===== Given records =====
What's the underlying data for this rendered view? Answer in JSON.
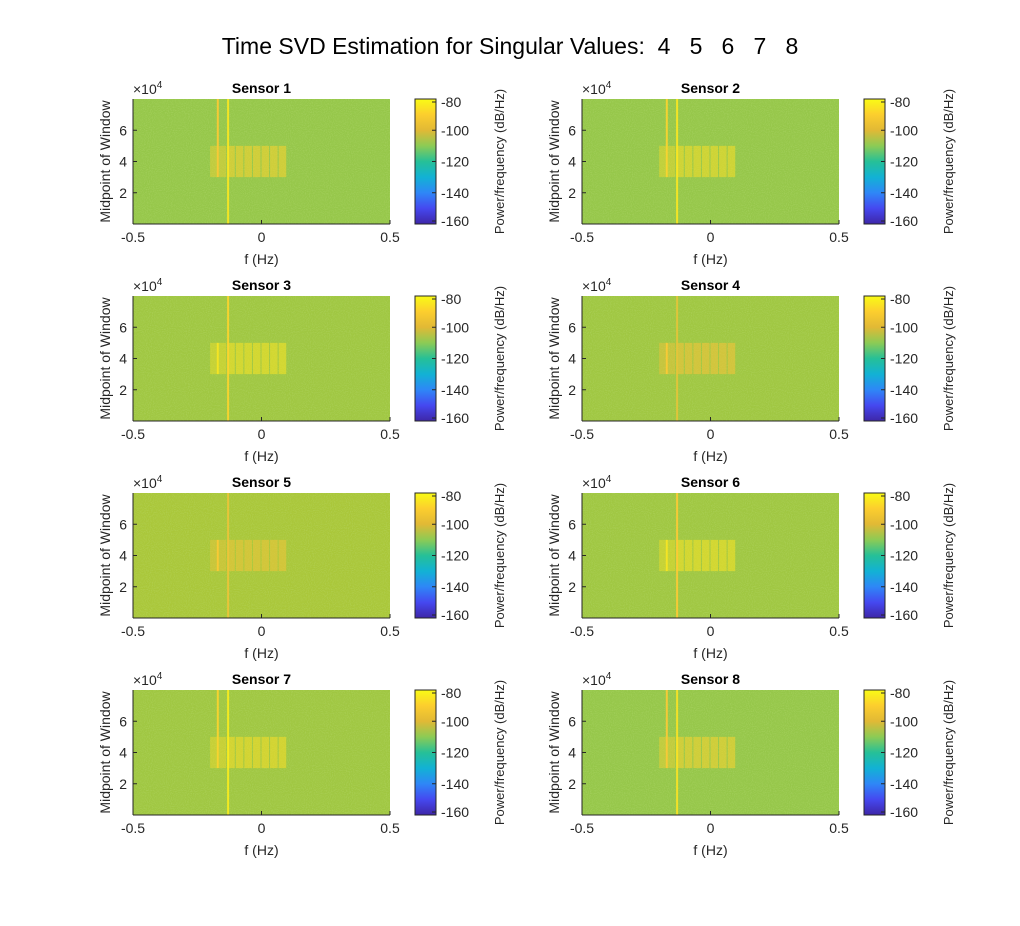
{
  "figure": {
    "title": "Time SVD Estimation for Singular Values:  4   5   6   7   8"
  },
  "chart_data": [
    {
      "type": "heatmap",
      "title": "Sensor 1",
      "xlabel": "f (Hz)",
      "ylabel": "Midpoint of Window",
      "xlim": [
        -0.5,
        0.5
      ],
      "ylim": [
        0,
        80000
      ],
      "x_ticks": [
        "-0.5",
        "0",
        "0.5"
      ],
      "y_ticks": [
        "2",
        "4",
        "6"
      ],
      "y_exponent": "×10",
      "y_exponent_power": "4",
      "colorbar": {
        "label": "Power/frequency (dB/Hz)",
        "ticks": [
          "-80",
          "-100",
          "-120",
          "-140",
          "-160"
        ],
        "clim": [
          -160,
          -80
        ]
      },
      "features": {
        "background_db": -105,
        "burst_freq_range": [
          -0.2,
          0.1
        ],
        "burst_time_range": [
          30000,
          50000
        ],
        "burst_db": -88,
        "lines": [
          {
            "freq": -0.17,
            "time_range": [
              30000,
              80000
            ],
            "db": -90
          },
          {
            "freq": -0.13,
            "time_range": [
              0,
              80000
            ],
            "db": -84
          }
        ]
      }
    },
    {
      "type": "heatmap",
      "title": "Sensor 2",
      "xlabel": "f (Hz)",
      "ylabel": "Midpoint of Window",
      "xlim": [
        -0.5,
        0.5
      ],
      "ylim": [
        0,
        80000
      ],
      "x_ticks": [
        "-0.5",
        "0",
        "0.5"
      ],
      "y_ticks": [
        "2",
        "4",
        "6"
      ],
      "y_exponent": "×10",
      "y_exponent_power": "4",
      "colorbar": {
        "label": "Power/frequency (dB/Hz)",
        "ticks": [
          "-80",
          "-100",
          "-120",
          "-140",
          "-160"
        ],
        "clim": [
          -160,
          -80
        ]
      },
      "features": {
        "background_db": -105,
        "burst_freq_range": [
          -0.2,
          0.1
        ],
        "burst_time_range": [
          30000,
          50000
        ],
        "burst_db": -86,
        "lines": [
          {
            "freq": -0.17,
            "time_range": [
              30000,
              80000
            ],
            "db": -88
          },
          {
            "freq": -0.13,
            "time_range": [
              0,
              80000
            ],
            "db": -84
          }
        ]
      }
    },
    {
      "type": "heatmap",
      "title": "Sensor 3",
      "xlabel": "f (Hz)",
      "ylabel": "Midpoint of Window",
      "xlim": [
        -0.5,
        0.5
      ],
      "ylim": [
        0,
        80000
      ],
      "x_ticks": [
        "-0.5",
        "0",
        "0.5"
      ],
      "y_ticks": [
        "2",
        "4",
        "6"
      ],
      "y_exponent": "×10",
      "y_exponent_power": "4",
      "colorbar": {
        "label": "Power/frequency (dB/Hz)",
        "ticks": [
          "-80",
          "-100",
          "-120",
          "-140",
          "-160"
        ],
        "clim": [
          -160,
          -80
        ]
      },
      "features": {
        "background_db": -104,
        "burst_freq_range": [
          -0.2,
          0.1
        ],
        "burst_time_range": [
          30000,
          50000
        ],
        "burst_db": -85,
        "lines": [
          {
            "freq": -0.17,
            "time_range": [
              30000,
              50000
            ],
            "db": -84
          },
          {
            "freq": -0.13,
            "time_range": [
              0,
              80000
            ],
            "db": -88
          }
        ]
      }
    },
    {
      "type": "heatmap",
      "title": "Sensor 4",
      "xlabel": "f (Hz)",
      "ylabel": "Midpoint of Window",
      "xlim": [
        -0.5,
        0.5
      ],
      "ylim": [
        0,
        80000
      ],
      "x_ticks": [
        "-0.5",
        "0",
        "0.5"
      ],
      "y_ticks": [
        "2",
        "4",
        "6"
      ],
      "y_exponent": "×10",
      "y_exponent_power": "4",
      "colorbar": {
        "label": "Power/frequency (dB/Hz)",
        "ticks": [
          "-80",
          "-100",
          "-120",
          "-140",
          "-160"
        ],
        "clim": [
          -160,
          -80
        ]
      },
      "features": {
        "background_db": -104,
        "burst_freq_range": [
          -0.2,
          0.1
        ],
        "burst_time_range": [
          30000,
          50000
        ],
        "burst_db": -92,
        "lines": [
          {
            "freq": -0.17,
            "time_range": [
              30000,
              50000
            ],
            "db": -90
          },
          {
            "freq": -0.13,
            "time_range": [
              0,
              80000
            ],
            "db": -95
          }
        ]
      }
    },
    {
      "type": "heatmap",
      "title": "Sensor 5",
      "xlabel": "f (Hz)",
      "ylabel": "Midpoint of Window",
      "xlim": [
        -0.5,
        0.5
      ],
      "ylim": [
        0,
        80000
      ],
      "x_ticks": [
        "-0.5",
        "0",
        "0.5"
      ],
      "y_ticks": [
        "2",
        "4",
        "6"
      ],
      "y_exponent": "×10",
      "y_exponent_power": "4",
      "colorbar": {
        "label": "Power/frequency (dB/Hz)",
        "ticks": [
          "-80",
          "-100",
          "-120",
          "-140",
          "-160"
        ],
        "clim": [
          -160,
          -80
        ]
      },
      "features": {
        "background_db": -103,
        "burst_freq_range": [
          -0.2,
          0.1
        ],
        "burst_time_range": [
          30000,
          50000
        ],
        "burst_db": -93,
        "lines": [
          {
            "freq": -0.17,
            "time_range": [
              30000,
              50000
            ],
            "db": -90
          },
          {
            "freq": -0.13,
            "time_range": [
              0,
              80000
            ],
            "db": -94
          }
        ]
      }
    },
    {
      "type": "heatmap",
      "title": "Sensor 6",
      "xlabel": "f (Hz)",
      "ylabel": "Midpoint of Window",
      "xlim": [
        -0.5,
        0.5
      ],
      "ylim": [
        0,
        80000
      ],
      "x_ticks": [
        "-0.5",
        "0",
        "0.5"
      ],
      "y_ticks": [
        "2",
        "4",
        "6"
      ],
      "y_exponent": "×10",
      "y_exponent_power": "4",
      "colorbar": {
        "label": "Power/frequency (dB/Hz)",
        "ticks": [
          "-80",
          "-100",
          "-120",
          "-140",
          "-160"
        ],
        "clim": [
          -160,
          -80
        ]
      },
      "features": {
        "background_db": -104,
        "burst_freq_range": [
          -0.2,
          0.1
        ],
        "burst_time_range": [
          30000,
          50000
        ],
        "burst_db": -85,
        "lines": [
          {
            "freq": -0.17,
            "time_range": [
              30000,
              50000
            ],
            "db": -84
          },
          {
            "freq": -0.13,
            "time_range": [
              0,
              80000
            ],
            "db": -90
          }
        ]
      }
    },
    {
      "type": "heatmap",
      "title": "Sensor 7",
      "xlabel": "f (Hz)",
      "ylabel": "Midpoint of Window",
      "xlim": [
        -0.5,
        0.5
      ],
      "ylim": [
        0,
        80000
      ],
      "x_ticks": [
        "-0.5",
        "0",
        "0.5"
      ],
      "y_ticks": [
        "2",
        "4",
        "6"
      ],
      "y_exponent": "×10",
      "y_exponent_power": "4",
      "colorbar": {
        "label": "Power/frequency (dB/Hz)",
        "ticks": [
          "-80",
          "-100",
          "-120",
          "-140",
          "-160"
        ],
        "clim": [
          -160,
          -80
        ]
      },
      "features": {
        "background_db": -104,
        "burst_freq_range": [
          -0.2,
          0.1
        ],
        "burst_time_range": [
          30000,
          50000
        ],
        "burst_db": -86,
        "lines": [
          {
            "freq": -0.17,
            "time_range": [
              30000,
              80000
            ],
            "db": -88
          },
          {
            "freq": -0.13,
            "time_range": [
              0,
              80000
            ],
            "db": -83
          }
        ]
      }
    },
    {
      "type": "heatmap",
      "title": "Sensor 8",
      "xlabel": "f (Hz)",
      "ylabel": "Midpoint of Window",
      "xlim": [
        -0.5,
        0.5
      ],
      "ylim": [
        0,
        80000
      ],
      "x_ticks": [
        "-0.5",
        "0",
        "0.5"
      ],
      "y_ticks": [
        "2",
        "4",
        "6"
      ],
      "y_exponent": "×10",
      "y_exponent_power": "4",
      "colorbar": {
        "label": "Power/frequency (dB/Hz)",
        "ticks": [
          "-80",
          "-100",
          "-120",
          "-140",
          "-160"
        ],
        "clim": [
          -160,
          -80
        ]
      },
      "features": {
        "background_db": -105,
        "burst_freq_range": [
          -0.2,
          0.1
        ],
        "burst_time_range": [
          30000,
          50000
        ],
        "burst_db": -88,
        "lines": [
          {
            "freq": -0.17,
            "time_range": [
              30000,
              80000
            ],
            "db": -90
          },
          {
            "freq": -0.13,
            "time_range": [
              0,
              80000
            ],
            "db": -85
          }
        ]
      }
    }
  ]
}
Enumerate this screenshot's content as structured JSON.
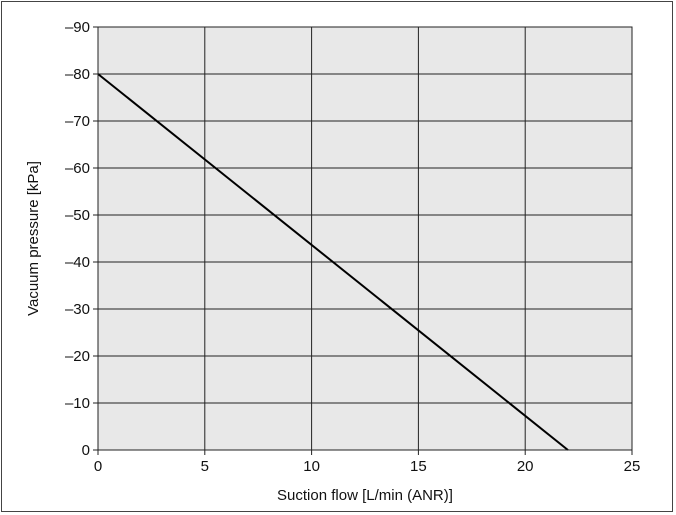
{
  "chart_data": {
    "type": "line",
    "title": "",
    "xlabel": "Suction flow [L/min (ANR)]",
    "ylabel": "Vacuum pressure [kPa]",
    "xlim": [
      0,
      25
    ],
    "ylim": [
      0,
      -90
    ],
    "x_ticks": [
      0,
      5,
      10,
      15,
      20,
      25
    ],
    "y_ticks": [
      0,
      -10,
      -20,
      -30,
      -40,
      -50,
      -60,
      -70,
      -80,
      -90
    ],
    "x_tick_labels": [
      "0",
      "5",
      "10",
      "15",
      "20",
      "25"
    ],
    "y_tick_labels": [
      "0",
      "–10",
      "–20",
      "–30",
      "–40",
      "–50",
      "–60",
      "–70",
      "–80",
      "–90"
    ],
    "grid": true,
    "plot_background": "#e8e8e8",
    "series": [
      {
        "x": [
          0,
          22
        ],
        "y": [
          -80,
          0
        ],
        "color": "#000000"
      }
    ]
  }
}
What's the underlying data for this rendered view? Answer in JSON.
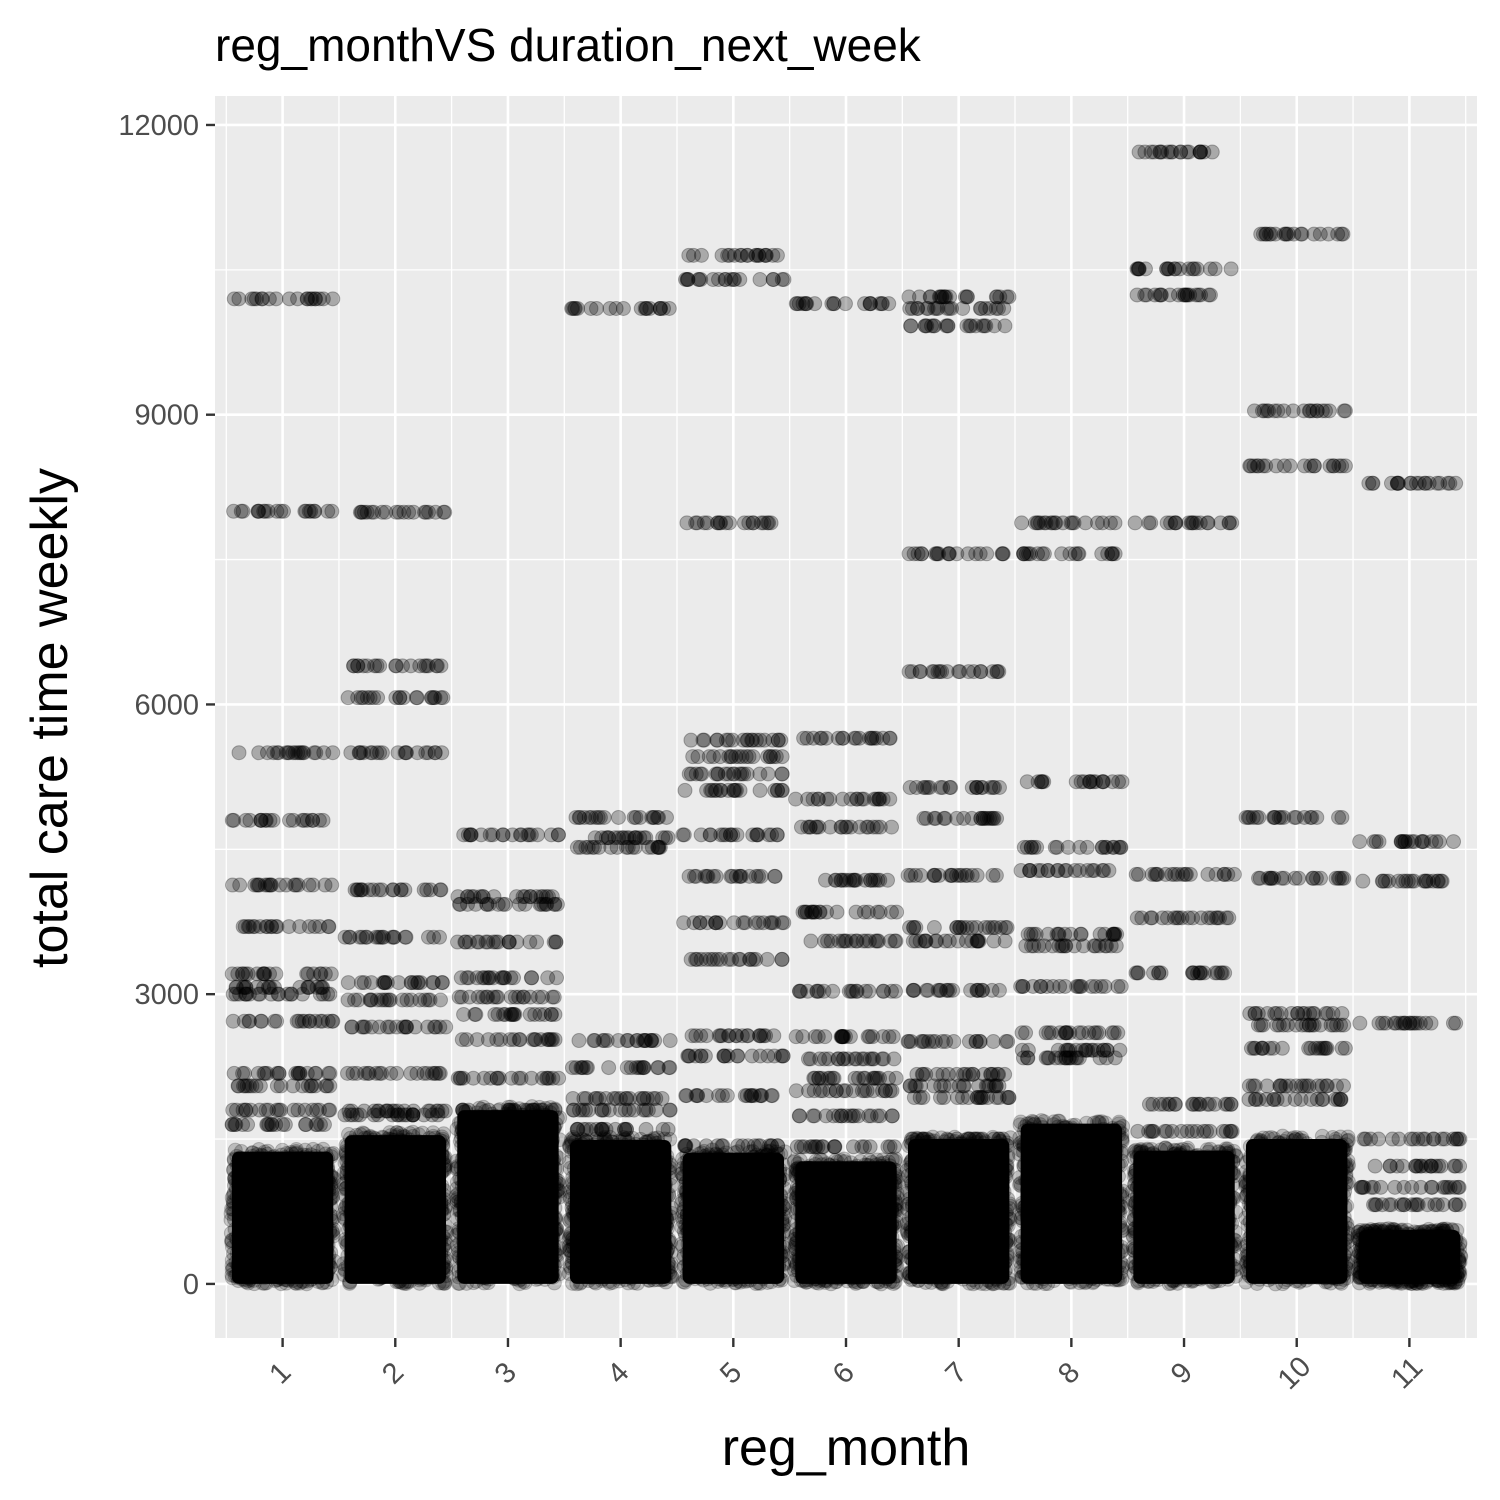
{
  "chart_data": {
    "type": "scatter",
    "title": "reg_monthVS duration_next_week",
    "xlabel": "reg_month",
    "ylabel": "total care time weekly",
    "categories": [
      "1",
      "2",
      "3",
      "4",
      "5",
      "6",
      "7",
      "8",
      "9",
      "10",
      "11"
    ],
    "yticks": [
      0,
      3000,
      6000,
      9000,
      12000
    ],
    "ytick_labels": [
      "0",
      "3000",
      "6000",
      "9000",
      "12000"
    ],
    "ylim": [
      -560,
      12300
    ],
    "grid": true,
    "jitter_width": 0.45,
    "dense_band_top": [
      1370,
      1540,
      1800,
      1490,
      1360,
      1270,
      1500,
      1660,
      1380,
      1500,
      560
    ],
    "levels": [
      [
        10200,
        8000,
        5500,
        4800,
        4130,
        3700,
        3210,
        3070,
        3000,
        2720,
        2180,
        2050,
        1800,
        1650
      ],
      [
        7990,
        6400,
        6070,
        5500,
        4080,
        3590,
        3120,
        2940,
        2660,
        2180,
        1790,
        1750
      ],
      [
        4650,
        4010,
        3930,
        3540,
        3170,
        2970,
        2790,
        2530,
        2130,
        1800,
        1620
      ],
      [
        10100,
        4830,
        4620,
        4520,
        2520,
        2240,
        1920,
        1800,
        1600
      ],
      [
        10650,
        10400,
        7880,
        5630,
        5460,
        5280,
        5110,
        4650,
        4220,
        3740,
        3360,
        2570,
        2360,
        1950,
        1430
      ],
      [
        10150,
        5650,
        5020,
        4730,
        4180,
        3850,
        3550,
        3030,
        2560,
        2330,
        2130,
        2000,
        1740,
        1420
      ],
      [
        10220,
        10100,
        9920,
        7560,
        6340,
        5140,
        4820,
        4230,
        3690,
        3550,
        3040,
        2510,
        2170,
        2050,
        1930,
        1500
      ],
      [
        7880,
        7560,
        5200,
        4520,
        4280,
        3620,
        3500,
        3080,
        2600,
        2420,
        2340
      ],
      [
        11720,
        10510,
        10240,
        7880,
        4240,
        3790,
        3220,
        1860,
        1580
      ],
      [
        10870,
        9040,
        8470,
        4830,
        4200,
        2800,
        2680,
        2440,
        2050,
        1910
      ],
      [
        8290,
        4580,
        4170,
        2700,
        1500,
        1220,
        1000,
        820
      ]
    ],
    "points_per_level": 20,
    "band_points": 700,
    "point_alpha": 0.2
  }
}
=====
Your instructions:
Go through the records. Copy each line where "Sensor" appears.

Solution for this problem:
      "title": "Sensor 1",
      "title": "Sensor 2",
      "title": "Sensor 3",
      "title": "Sensor 4",
      "title": "Sensor 5",
      "title": "Sensor 6",
      "title": "Sensor 7",
      "title": "Sensor 8",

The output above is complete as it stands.